- Your objective: Report how many lines contain "name". The answer is a single number.

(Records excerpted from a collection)

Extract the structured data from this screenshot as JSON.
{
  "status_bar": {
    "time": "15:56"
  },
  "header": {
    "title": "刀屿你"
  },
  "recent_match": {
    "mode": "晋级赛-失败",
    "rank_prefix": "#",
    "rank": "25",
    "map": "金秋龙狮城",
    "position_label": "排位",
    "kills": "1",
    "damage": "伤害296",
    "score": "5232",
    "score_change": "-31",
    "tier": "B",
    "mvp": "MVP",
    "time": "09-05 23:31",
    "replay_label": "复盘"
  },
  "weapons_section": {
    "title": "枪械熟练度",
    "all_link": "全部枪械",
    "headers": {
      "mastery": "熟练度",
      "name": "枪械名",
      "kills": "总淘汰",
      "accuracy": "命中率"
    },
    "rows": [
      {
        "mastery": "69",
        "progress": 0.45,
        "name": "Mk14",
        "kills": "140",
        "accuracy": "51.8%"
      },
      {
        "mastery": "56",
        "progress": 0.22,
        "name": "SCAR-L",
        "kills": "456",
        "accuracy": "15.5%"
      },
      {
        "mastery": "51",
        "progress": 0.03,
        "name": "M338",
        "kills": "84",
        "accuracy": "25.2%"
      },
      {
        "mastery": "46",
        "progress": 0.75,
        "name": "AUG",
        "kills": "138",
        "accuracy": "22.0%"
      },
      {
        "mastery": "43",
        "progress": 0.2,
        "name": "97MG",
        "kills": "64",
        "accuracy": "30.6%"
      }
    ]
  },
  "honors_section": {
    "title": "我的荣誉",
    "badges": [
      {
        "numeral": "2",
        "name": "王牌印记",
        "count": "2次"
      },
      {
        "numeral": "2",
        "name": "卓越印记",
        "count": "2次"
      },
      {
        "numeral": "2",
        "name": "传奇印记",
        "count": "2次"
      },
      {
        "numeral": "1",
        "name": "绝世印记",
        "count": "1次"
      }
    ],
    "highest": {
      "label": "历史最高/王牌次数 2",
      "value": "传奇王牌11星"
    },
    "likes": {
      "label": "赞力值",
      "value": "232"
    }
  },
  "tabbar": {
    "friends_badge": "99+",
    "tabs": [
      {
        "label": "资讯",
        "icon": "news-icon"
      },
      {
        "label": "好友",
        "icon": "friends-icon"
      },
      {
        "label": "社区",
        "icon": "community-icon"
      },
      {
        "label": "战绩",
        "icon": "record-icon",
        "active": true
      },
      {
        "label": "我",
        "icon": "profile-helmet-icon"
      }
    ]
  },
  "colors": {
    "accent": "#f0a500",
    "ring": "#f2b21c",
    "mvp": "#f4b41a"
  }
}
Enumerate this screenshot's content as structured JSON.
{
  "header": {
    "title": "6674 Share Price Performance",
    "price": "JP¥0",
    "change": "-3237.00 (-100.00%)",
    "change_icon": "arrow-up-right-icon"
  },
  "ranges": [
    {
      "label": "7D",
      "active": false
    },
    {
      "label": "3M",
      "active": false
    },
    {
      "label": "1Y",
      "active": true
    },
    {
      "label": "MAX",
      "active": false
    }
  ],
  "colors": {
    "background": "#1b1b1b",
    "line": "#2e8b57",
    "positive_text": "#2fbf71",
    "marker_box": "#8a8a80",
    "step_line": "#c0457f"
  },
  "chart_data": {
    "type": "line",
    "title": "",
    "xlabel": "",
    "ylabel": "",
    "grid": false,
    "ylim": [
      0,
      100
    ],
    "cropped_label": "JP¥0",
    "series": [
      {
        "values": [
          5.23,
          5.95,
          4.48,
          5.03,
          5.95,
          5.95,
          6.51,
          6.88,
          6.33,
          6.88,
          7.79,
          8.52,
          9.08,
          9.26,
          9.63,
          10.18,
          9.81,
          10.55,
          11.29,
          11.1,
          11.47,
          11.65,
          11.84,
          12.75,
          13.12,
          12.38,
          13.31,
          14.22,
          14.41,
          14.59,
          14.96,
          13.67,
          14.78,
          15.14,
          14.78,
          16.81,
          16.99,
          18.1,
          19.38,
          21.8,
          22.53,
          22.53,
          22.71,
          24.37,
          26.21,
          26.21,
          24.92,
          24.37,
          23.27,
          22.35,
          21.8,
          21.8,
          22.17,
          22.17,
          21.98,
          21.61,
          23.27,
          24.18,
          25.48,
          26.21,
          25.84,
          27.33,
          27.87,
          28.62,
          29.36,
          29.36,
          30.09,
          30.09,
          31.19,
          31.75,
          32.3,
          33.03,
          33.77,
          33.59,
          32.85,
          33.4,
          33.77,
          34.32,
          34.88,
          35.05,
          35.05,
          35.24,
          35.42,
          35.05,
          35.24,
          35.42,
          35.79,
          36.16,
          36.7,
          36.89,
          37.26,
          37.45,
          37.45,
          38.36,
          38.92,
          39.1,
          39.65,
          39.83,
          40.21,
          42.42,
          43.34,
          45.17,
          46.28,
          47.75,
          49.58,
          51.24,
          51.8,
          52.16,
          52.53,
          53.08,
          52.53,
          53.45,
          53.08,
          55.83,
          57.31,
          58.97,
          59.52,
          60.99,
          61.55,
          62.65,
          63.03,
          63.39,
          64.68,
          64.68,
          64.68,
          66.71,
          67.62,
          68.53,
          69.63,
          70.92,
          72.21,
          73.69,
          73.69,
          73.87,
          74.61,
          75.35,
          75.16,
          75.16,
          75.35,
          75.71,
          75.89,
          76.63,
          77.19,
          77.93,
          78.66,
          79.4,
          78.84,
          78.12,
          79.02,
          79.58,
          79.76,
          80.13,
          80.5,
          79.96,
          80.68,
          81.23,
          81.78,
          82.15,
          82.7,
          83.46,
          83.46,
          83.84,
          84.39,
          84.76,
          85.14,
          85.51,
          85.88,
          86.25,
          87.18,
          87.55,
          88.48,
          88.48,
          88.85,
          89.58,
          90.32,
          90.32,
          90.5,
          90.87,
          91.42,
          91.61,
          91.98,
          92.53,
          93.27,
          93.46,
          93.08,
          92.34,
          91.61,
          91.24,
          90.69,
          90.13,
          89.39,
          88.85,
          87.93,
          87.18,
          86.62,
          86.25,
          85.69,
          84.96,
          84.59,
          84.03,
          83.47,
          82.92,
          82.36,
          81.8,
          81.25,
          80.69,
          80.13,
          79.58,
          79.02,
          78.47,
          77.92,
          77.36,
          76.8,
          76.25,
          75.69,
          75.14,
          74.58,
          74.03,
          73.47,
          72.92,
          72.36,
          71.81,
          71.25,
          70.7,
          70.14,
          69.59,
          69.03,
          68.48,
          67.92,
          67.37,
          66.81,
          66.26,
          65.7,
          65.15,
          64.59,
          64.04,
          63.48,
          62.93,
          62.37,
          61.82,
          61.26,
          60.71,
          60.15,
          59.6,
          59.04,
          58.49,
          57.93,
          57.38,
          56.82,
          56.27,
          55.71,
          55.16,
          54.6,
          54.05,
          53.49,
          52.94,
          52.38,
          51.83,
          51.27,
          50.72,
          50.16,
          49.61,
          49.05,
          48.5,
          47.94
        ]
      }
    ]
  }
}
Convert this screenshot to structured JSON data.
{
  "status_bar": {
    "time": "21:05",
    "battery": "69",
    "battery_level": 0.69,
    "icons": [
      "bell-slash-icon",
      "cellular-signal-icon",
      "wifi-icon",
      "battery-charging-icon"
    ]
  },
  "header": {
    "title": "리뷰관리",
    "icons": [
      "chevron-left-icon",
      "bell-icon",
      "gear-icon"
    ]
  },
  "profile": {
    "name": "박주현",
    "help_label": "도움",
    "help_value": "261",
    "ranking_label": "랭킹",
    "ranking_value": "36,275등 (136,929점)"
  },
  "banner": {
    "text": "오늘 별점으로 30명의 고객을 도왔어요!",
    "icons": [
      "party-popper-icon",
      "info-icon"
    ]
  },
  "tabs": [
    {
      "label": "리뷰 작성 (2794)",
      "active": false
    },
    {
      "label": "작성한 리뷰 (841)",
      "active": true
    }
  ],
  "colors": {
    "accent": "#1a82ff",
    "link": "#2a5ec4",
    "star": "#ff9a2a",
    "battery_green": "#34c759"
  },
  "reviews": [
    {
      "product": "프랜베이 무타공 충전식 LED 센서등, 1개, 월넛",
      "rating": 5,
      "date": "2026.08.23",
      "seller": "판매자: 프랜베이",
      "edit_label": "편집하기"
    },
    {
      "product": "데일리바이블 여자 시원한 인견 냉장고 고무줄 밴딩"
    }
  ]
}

- Result: 11